▸ **Instructions to follow**: Show every line where "乙方负责甲方场所的消防安全管理工作" occurs.

▸ **Records shown**:
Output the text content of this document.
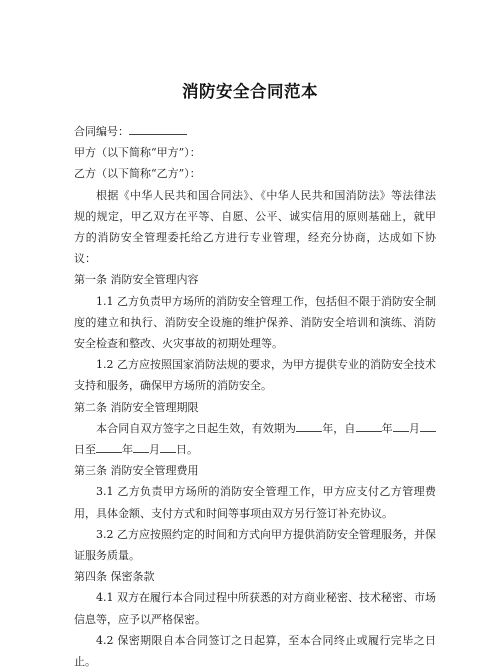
消防安全合同范本

合同编号：

甲方（以下简称“甲方”）：

乙方（以下简称“乙方”）：

根据《中华人民共和国合同法》、《中华人民共和国消防法》等法律法规的规定，甲乙双方在平等、自愿、公平、诚实信用的原则基础上，就甲方的消防安全管理委托给乙方进行专业管理，经充分协商，达成如下协议：

第一条 消防安全管理内容

1.1 乙方负责甲方场所的消防安全管理工作，包括但不限于消防安全制度的建立和执行、消防安全设施的维护保养、消防安全培训和演练、消防安全检查和整改、火灾事故的初期处理等。

1.2 乙方应按照国家消防法规的要求，为甲方提供专业的消防安全技术支持和服务，确保甲方场所的消防安全。

第二条 消防安全管理期限

本合同自双方签字之日起生效，有效期为 年，自 年 月日至 年 月 日。

第三条 消防安全管理费用

3.1 乙方负责甲方场所的消防安全管理工作，甲方应支付乙方管理费用，具体金额、支付方式和时间等事项由双方另行签订补充协议。

3.2 乙方应按照约定的时间和方式向甲方提供消防安全管理服务，并保证服务质量。

第四条 保密条款

4.1 双方在履行本合同过程中所获悉的对方商业秘密、技术秘密、市场信息等，应予以严格保密。

4.2 保密期限自本合同签订之日起算，至本合同终止或履行完毕之日止。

▸ **The result**:
1.1 乙方负责甲方场所的消防安全管理工作，包括但不限于消防安全制度的建立和执行、消防安全设施的维护保养、消防安全培训和演练、消防安全检查和整改、火灾事故的初期处理等。
3.1 乙方负责甲方场所的消防安全管理工作，甲方应支付乙方管理费用，具体金额、支付方式和时间等事项由双方另行签订补充协议。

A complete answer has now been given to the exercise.